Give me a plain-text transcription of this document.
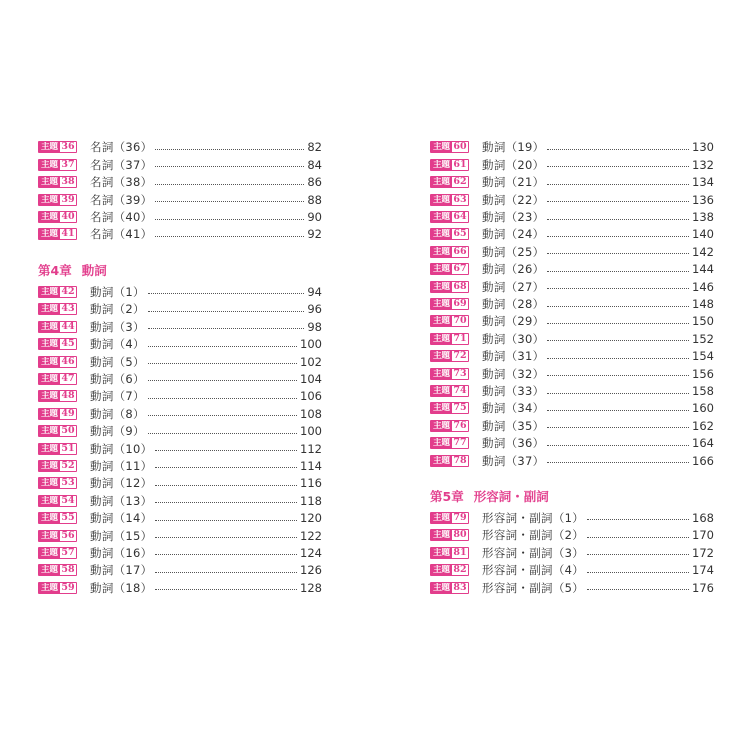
主題 36 名詞（36）	82
主題 37 名詞（37）	84
主題 38 名詞（38）	86
主題 39 名詞（39）	88
主題 40 名詞（40）	90
主題 41 名詞（41）	92
第4章 動詞
主題 42 動詞（1）	94
主題 43 動詞（2）	96
主題 44 動詞（3）	98
主題 45 動詞（4）	100
主題 46 動詞（5）	102
主題 47 動詞（6）	104
主題 48 動詞（7）	106
主題 49 動詞（8）	108
主題 50 動詞（9）	100
主題 51 動詞（10）	112
主題 52 動詞（11）	114
主題 53 動詞（12）	116
主題 54 動詞（13）	118
主題 55 動詞（14）	120
主題 56 動詞（15）	122
主題 57 動詞（16）	124
主題 58 動詞（17）	126
主題 59 動詞（18）	128
主題 60 動詞（19）	130
主題 61 動詞（20）	132
主題 62 動詞（21）	134
主題 63 動詞（22）	136
主題 64 動詞（23）	138
主題 65 動詞（24）	140
主題 66 動詞（25）	142
主題 67 動詞（26）	144
主題 68 動詞（27）	146
主題 69 動詞（28）	148
主題 70 動詞（29）	150
主題 71 動詞（30）	152
主題 72 動詞（31）	154
主題 73 動詞（32）	156
主題 74 動詞（33）	158
主題 75 動詞（34）	160
主題 76 動詞（35）	162
主題 77 動詞（36）	164
主題 78 動詞（37）	166
第5章 形容詞・副詞
主題 79 形容詞・副詞（1）	168
主題 80 形容詞・副詞（2）	170
主題 81 形容詞・副詞（3）	172
主題 82 形容詞・副詞（4）	174
主題 83 形容詞・副詞（5）	176
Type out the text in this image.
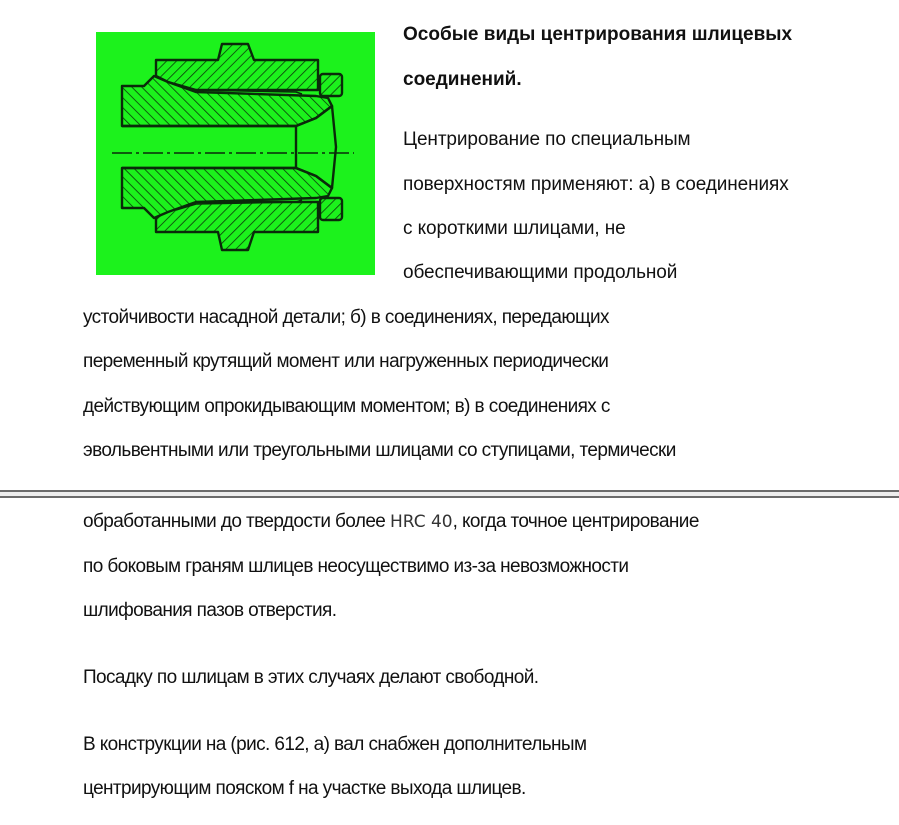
Особые виды центрирования шлицевых
соединений.
Центрирование по специальным
поверхностям применяют: а) в соединениях
с короткими шлицами, не
обеспечивающими продольной
устойчивости насадной детали; б) в соединениях, передающих
переменный крутящий момент или нагруженных периодически
действующим опрокидывающим моментом; в) в соединениях с
эвольвентными или треугольными шлицами со ступицами, термически
обработанными до твердости более HRC 40, когда точное центрирование
по боковым граням шлицев неосуществимо из-за невозможности
шлифования пазов отверстия.
Посадку по шлицам в этих случаях делают свободной.
В конструкции на (рис. 612, а) вал снабжен дополнительным
центрирующим пояском f на участке выхода шлицев.
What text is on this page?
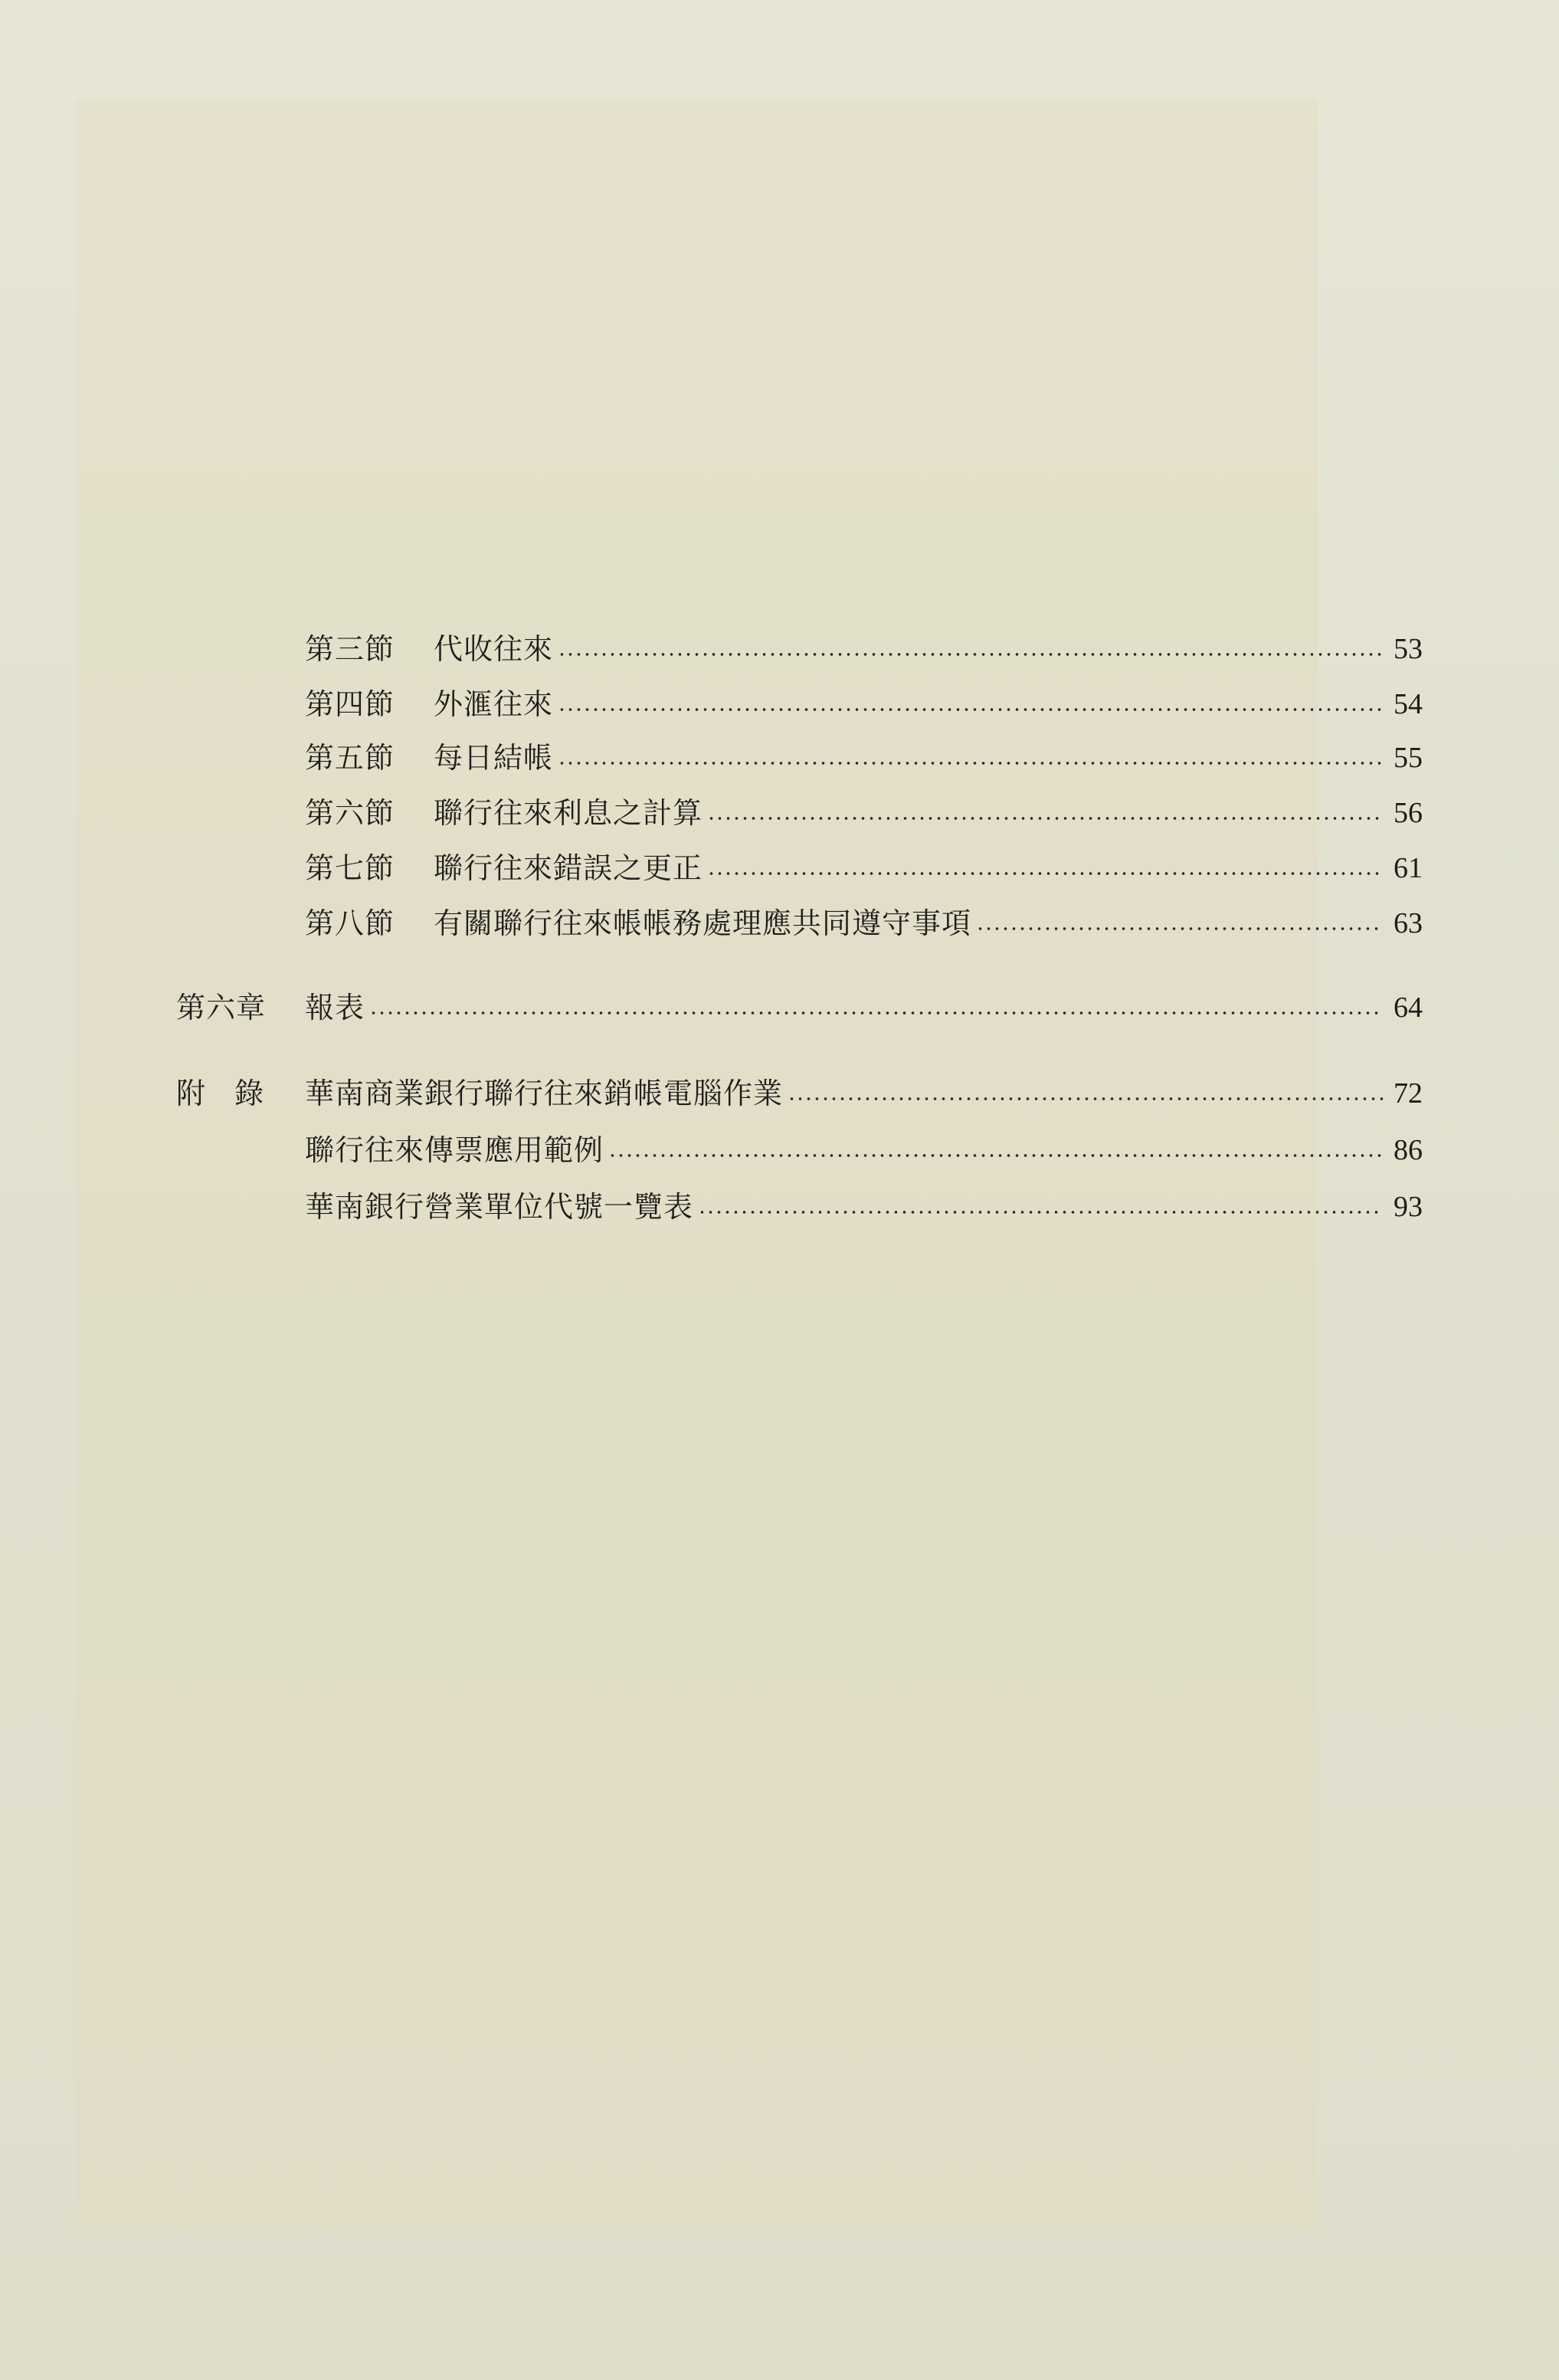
第三節	代收往來	53
第四節	外滙往來	54
第五節	每日結帳	55
第六節	聯行往來利息之計算	56
第七節	聯行往來錯誤之更正	61
第八節	有關聯行往來帳帳務處理應共同遵守事項	63
第六章	報表	64
附錄 華南商業銀行聯行往來銷帳電腦作業	72
聯行往來傳票應用範例	86
華南銀行營業單位代號一覽表	93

What the task requires: Write down exactly the lines running from the line with "What text is on this page?" through the end of the material, both ends included, and none of the pictures.

Answer to the problem:
What text is on this page?
第三節	代收往來	53
第四節	外滙往來	54
第五節	每日結帳	55
第六節	聯行往來利息之計算	56
第七節	聯行往來錯誤之更正	61
第八節	有關聯行往來帳帳務處理應共同遵守事項	63
第六章	報表	64
附錄 華南商業銀行聯行往來銷帳電腦作業	72
聯行往來傳票應用範例	86
華南銀行營業單位代號一覽表	93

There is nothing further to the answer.